#### Textauszug
# Off Bike > Ranger's Talk Corner & Off-Topic >  Vorratsdatenspeicherung

## georg

Hallo,
es wird Zeit:  www.verfassungsklage.at

1.) Onlineformular ausfüllen
2.) Ausdrucken
3.) Unterschreiben
4.) Rein in ein Kuvert and ab zur Post!

Am 18.5 muß es dort sein. Danach ist es zu spät!

Und wenn man schon dabei ist: www.zeichnemit.at/

 :Austria:

----------


## stephan-

Ach, nun ist es bei euch auch so weit?

----------


## georg

Wir sind schon "weiter" als ihr.. bei uns ist es seit 1.4 umgesetzt und es wird bereits gespeichert. In D wird noch rumüberlegt.

----------


## stephan-

Da bist du falsch informiert. Bei uns wurde die VDS trotz Widerstand der Bevölkerung durchgewunken und lief einige Zeit (Monate, oder war es sogar ein Jahr?). Danach hat ein Gericht entdeckt, dass unsere Regierung - mal wieder - etwas verfassungswidriges erlassen hat. Daraufhin wurde die VDS wieder eingestellt, wobei manche Provider sich daran nicht hielten und weiter gesammelt haben.
Kann aber gut sein, dass sie nun schon wieder zur Debatte steht, das weiß ich nicht.

----------
########
#### Die Eingabe
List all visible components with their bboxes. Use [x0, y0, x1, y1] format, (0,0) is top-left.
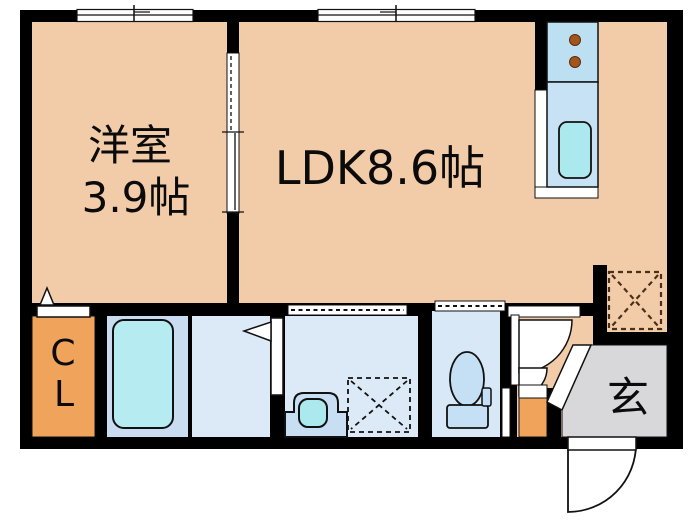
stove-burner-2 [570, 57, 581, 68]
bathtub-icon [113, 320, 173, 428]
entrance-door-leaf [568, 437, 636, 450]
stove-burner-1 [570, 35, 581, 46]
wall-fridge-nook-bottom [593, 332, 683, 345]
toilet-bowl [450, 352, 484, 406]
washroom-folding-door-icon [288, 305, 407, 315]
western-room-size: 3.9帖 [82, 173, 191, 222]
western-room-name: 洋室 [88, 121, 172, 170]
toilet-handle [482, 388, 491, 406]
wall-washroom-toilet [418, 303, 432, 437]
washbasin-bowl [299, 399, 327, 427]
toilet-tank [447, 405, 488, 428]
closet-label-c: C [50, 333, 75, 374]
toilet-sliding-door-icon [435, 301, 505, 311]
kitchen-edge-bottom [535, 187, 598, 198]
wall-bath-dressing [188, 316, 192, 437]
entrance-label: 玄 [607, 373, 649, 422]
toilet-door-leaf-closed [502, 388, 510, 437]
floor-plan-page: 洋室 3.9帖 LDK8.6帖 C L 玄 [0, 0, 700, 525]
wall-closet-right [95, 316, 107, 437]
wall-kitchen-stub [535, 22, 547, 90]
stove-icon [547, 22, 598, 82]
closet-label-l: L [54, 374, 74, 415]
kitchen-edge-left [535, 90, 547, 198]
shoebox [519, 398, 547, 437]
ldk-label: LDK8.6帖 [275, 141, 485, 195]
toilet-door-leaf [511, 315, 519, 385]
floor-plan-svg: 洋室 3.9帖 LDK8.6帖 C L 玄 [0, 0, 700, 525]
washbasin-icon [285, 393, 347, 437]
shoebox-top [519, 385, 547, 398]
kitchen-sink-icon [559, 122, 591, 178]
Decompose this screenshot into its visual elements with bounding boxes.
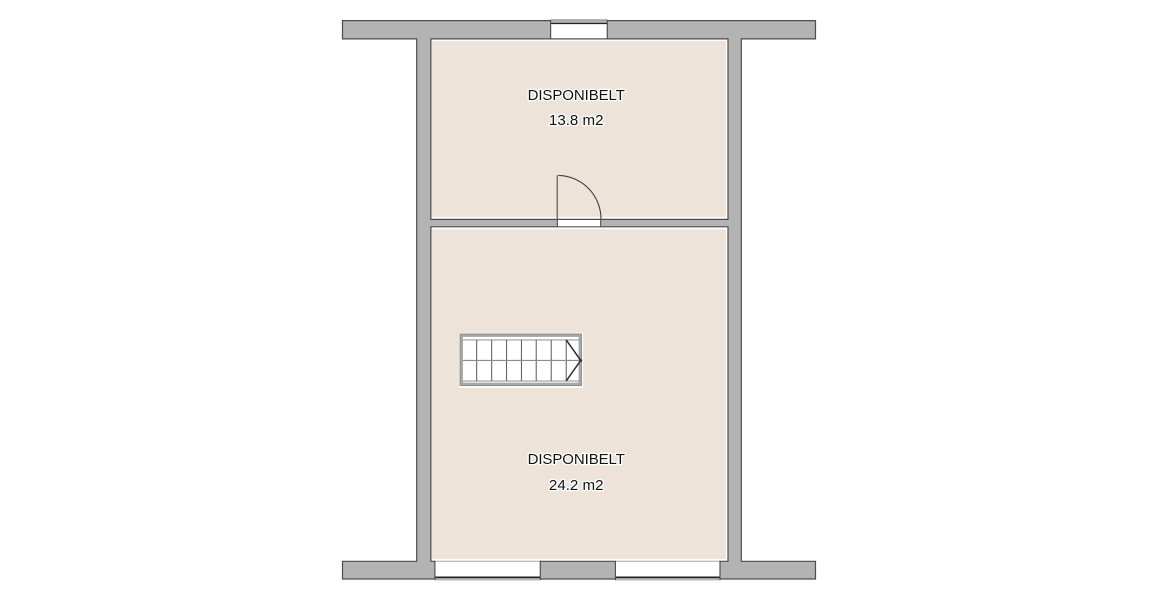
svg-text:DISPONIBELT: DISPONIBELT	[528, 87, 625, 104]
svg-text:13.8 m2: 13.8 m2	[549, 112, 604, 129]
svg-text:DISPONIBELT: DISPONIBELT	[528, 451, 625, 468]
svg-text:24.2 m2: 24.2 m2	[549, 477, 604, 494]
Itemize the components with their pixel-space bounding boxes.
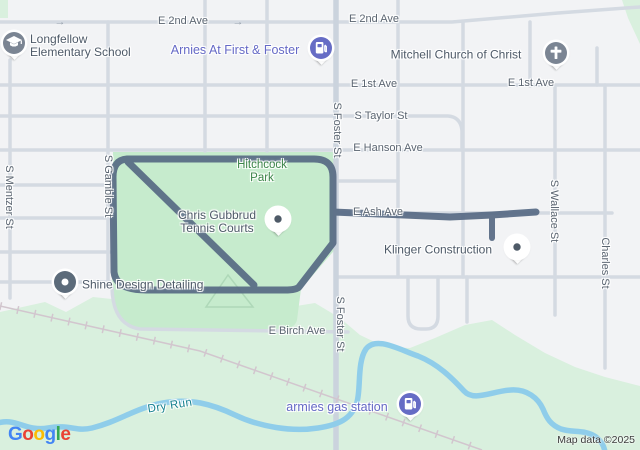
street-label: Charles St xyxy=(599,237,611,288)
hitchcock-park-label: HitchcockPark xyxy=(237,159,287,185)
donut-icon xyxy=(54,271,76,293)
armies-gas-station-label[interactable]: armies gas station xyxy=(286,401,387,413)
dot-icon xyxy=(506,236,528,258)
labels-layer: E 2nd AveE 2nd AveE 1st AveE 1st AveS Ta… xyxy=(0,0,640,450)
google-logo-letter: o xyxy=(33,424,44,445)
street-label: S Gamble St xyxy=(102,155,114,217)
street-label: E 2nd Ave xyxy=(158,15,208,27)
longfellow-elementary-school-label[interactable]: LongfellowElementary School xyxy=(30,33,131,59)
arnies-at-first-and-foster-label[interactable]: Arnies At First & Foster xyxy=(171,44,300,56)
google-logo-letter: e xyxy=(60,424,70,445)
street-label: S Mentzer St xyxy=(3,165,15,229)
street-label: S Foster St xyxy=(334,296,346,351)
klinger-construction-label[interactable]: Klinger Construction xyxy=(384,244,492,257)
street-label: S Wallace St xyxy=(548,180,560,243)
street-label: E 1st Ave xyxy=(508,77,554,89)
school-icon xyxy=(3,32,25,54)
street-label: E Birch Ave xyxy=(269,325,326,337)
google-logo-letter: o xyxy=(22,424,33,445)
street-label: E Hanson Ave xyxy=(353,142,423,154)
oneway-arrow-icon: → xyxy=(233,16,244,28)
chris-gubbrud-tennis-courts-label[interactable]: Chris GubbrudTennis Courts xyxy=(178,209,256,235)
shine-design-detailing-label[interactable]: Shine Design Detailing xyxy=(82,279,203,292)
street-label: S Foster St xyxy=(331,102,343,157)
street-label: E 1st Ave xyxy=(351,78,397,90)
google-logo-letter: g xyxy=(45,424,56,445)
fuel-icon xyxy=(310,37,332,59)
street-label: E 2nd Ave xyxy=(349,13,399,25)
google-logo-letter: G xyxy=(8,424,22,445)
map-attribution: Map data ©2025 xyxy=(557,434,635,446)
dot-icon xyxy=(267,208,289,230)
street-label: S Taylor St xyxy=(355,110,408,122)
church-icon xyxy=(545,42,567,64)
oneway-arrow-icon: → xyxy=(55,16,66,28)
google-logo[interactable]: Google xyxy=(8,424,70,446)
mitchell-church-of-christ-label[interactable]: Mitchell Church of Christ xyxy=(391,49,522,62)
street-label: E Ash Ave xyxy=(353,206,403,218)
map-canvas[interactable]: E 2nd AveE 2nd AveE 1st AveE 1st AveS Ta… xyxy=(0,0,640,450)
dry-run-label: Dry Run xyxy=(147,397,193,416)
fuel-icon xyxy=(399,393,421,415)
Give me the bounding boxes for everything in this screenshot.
########
#### Die Eingabe
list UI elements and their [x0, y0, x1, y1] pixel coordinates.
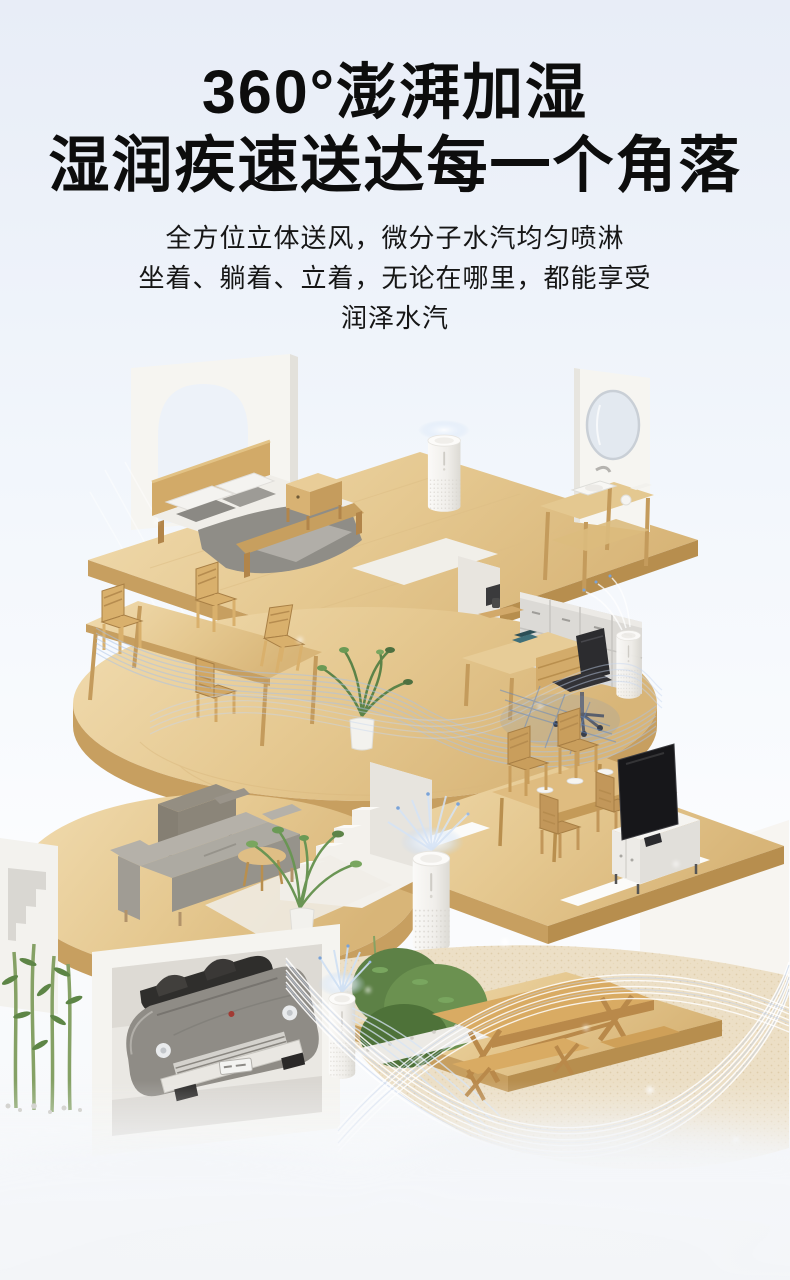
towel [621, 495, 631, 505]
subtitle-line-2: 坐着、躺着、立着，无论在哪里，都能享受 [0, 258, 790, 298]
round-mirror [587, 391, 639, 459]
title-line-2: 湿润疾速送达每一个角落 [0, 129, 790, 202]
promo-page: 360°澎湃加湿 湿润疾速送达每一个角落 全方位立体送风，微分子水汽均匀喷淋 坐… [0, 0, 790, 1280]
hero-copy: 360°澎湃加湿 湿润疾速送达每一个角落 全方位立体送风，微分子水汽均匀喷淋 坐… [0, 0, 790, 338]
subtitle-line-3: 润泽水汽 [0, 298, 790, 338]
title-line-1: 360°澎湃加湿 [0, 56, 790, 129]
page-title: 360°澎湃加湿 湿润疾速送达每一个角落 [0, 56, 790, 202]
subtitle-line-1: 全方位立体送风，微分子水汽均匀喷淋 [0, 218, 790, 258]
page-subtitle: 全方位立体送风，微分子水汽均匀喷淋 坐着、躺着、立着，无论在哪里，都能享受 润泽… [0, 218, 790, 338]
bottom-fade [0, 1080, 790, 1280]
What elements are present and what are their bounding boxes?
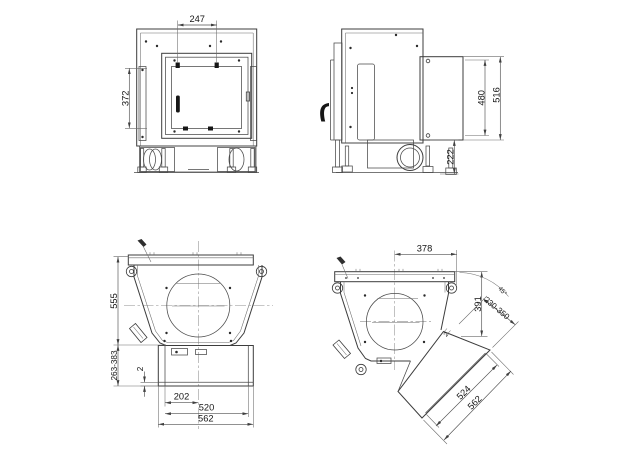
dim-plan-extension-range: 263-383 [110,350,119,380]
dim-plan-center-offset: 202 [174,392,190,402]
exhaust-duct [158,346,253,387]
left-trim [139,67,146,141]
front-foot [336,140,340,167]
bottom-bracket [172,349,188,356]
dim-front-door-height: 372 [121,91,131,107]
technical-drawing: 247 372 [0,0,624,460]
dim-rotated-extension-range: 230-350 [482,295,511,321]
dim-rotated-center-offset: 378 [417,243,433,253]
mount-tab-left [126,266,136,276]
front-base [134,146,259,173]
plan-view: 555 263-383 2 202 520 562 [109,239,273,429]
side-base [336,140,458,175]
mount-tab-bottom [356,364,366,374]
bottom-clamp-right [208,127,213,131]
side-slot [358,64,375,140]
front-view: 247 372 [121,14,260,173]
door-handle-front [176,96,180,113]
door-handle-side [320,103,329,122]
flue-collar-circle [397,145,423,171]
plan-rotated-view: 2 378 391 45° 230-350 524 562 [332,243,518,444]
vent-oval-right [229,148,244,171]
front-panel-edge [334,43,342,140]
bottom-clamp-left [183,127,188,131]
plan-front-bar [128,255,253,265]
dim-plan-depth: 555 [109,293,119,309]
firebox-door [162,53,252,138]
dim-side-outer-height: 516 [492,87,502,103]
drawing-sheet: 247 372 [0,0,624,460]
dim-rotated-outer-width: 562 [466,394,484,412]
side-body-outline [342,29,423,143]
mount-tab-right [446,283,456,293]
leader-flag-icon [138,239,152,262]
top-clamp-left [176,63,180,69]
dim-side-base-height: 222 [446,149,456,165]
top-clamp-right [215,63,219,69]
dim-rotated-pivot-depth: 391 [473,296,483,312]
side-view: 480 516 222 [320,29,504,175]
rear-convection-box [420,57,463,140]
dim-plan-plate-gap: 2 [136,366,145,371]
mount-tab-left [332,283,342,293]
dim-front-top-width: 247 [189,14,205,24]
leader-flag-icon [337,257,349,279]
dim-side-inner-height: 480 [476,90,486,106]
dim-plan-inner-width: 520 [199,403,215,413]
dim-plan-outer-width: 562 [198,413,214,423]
########
#### Die Eingabe
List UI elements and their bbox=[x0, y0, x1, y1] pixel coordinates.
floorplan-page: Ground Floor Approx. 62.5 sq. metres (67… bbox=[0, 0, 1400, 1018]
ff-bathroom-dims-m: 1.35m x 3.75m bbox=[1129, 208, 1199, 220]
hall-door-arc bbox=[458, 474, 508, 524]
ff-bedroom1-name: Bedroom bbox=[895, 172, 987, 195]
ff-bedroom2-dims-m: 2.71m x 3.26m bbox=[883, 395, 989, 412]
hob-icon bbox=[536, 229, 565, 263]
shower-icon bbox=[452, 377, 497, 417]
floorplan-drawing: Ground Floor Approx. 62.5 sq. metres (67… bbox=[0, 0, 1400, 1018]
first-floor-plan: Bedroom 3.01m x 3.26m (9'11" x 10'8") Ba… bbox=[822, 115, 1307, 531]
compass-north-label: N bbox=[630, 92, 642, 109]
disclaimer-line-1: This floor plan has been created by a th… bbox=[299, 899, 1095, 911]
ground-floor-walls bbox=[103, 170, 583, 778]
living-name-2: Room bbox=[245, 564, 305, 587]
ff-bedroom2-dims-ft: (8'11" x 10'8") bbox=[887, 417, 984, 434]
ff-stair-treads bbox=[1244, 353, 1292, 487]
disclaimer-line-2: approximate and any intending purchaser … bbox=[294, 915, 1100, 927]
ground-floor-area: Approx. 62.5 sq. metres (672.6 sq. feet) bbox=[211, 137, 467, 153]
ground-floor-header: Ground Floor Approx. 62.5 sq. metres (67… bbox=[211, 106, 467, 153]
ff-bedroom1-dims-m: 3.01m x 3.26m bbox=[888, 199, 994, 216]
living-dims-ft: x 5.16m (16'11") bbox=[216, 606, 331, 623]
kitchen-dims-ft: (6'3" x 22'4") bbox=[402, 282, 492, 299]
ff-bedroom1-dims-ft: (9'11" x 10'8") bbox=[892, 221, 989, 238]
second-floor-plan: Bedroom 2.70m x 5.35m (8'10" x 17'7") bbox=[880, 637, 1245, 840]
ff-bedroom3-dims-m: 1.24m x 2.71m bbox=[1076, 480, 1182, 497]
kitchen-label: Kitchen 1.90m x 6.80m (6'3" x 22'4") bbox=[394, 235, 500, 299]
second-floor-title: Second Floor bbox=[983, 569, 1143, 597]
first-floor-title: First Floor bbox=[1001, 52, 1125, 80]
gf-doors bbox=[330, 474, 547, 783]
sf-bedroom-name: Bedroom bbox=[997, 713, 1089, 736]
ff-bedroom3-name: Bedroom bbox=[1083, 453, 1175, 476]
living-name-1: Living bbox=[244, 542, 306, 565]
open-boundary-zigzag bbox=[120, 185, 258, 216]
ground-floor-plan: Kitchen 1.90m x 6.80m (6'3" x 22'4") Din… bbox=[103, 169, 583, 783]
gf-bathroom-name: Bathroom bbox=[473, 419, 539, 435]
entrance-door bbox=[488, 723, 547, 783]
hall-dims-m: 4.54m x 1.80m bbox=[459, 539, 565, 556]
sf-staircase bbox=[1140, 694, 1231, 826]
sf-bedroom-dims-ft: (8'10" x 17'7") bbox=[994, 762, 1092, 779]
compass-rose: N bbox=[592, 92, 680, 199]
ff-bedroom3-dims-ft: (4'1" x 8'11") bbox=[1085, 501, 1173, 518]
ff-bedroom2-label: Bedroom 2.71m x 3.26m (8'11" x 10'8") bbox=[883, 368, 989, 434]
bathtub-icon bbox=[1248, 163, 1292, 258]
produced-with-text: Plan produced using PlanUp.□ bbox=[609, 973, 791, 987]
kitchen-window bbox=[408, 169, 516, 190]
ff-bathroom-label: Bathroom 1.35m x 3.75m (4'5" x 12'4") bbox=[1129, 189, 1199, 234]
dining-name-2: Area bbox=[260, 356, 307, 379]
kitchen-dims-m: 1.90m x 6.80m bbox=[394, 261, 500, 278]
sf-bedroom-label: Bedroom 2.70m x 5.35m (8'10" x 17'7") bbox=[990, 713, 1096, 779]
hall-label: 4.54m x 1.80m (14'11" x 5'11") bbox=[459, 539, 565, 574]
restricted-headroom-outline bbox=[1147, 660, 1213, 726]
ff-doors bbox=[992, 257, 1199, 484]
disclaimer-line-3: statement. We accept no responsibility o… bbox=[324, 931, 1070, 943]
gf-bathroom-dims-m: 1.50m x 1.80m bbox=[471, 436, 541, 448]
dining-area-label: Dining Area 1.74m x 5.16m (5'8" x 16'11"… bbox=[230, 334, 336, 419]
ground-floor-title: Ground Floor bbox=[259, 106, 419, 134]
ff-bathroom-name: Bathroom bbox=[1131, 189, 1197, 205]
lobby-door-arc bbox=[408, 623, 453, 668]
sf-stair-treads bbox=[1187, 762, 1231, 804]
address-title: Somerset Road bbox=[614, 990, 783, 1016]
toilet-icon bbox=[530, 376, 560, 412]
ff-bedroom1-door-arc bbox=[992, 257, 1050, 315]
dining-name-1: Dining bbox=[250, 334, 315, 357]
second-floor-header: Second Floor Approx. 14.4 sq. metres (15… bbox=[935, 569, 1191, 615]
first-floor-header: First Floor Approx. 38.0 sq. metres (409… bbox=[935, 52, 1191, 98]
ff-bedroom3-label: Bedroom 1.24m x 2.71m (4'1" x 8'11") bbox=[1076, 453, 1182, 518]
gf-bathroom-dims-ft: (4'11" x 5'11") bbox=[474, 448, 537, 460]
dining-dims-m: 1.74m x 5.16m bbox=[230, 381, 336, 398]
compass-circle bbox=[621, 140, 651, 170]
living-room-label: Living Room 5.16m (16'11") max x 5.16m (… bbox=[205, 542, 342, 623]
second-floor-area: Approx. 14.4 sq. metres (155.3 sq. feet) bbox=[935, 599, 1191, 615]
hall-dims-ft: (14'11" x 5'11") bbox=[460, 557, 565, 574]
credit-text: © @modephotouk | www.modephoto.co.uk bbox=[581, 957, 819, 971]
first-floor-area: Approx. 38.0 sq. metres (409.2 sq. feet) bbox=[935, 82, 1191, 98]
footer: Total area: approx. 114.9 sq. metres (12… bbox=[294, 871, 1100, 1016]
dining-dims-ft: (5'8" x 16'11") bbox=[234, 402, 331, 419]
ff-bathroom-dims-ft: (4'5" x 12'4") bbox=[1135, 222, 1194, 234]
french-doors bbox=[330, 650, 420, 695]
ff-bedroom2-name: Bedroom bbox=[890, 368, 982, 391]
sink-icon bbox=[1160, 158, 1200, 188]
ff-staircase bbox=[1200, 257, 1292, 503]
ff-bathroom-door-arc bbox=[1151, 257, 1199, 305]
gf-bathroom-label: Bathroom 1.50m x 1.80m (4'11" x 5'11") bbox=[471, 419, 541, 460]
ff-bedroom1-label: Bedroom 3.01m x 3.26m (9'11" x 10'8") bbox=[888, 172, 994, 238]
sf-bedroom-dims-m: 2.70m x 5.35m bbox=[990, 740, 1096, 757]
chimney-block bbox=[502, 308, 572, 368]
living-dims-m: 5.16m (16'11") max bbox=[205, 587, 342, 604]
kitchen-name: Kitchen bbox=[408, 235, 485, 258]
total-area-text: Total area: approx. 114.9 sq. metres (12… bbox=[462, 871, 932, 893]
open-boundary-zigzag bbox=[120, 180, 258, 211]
########
# Schriftlicher Auftrag 1:
Gib den Forenthread zur Vorratsdatenspeicherung vollständig und Zeichen für Zeichen wieder.
# Schriftlicher Auftrag 2:
Sammle aus den Datensätzen jede Zeile, in der die Zeichenfolge „bowl“ vorkommt, und übernimm diese Zeilen unverändert.

# Antwort zur Aufgabe 1:
# Off Bike > Ranger's Talk Corner & Off-Topic >  Vorratsdatenspeicherung

## georg

Hallo,
es wird Zeit:  www.verfassungsklage.at

1.) Onlineformular ausfüllen
2.) Ausdrucken
3.) Unterschreiben
4.) Rein in ein Kuvert and ab zur Post!

Am 18.5 muß es dort sein. Danach ist es zu spät!

Und wenn man schon dabei ist: www.zeichnemit.at/

 :Austria:

----------


## stephan-

Ach, nun ist es bei euch auch so weit?

----------


## georg

Wir sind schon "weiter" als ihr.. bei uns ist es seit 1.4 umgesetzt und es wird bereits gespeichert. In D wird noch rumüberlegt.

----------


## stephan-

Da bist du falsch informiert. Bei uns wurde die VDS trotz Widerstand der Bevölkerung durchgewunken und lief einige Zeit (Monate, oder war es sogar ein Jahr?). Danach hat ein Gericht entdeckt, dass unsere Regierung - mal wieder - etwas verfassungswidriges erlassen hat. Daraufhin wurde die VDS wieder eingestellt, wobei manche Provider sich daran nicht hielten und weiter gesammelt haben.
Kann aber gut sein, dass sie nun schon wieder zur Debatte steht, das weiß ich nicht.

----------

# Antwort zur Aufgabe 2:
toilet-bowl [450, 352, 484, 406]
washbasin-bowl [299, 399, 327, 427]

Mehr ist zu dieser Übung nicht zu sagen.